Tell me how many lines hold "JSON", please, using only the number.

* START Record extracts *

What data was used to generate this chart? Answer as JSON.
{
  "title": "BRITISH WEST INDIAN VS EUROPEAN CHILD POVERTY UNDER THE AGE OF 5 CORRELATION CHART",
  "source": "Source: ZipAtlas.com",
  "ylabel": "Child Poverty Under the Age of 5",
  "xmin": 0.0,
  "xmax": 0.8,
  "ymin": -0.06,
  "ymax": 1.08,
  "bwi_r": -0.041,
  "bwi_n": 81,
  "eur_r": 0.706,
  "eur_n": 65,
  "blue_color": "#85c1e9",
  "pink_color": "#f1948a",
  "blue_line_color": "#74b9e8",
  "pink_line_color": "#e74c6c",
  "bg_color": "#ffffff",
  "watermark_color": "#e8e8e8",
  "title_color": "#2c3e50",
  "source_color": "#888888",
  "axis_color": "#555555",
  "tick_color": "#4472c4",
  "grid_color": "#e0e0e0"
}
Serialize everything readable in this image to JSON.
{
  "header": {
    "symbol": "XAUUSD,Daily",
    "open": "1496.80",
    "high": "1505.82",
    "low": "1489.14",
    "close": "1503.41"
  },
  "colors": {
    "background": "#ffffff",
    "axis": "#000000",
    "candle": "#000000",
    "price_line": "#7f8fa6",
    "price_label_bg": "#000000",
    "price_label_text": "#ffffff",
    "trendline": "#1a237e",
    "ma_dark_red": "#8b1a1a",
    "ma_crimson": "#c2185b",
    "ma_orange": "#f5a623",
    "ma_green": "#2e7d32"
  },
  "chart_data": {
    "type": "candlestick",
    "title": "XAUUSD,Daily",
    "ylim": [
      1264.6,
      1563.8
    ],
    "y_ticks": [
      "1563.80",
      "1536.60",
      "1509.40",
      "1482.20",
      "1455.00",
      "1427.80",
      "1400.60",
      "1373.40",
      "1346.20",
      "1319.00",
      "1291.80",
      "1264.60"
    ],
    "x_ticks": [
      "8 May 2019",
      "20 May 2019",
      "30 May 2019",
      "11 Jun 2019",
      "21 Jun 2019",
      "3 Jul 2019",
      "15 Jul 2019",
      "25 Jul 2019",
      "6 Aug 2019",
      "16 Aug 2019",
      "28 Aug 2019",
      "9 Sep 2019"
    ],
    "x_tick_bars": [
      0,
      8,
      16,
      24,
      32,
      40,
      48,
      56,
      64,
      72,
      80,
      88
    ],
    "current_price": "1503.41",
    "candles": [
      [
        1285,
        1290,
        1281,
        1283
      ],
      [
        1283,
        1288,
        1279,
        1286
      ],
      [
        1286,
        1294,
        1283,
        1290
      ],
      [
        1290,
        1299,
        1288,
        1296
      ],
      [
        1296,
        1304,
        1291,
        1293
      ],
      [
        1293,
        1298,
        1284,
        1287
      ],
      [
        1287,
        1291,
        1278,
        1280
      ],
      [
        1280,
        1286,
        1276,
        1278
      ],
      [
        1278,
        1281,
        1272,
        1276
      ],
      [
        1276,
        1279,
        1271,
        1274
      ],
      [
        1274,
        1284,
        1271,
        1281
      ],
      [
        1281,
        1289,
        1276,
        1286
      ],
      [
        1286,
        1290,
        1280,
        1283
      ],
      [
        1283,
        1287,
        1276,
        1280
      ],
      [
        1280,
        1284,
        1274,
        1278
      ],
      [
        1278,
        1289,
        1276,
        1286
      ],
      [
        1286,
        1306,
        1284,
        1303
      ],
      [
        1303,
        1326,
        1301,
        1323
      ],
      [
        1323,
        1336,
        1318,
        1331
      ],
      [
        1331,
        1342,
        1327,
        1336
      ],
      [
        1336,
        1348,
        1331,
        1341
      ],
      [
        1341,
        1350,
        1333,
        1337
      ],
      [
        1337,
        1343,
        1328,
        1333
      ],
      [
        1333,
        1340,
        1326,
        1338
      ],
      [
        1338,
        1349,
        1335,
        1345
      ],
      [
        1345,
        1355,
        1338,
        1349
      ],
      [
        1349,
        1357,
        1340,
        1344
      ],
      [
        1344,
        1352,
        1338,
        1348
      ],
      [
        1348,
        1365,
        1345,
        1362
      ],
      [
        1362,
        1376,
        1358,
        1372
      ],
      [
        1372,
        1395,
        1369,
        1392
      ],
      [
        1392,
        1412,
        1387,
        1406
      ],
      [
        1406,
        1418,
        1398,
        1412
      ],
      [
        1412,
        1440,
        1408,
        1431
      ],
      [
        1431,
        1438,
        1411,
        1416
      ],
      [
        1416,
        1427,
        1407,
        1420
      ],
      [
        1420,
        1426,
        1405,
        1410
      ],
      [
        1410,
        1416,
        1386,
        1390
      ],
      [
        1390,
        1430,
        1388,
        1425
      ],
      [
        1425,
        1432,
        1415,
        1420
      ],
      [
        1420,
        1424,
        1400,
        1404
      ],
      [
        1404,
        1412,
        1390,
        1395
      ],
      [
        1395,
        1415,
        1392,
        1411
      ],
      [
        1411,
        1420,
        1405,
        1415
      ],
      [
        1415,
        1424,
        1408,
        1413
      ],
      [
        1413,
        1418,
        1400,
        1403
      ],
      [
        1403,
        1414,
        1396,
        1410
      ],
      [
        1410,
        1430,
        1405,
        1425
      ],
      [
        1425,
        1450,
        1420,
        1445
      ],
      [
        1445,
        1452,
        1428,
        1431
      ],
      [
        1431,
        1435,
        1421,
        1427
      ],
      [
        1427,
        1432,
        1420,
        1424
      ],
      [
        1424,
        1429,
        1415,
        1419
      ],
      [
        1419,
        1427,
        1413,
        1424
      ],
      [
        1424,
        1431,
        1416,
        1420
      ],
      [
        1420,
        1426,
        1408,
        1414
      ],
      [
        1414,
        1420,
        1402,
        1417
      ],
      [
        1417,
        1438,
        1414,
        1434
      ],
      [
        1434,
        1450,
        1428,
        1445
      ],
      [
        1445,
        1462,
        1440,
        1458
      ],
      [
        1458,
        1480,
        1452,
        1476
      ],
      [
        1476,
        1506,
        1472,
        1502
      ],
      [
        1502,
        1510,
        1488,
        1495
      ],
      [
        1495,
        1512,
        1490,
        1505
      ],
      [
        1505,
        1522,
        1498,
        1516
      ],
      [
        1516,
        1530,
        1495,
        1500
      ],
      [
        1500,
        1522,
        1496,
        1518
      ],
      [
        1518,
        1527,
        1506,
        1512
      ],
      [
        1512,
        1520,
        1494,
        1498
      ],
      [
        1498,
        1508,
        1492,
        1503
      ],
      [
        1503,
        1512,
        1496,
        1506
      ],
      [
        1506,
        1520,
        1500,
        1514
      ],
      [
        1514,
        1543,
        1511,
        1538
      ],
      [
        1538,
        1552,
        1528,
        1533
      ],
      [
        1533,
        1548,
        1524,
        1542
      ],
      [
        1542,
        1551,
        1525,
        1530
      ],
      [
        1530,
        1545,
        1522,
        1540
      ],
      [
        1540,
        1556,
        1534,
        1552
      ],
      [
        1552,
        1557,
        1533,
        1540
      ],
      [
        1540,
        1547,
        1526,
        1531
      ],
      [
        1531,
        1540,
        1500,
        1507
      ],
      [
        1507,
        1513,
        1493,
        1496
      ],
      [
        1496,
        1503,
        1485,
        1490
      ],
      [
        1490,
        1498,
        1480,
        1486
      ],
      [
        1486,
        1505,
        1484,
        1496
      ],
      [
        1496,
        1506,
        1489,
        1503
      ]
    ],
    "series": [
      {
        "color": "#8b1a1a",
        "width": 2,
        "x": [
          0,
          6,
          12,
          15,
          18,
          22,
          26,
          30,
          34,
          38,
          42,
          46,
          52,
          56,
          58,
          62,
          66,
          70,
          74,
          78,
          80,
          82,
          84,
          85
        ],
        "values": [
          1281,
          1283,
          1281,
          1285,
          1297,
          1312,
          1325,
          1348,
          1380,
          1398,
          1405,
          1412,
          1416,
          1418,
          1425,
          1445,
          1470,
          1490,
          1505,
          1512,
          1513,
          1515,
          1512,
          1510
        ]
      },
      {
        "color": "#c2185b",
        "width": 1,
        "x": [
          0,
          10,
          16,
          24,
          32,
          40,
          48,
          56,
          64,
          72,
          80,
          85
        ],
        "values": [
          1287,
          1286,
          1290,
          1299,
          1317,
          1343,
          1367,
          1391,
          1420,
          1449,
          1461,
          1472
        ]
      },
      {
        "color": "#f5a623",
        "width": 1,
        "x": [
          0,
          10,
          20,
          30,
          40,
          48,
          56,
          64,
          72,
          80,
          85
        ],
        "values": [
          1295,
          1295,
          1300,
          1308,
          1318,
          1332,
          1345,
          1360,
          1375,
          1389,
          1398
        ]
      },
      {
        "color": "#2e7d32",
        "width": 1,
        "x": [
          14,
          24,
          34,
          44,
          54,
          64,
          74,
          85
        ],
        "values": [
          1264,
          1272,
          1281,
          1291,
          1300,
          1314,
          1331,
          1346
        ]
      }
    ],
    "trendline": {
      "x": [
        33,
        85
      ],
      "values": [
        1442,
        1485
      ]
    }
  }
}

* END Record extracts *

- _Exercise result_: 2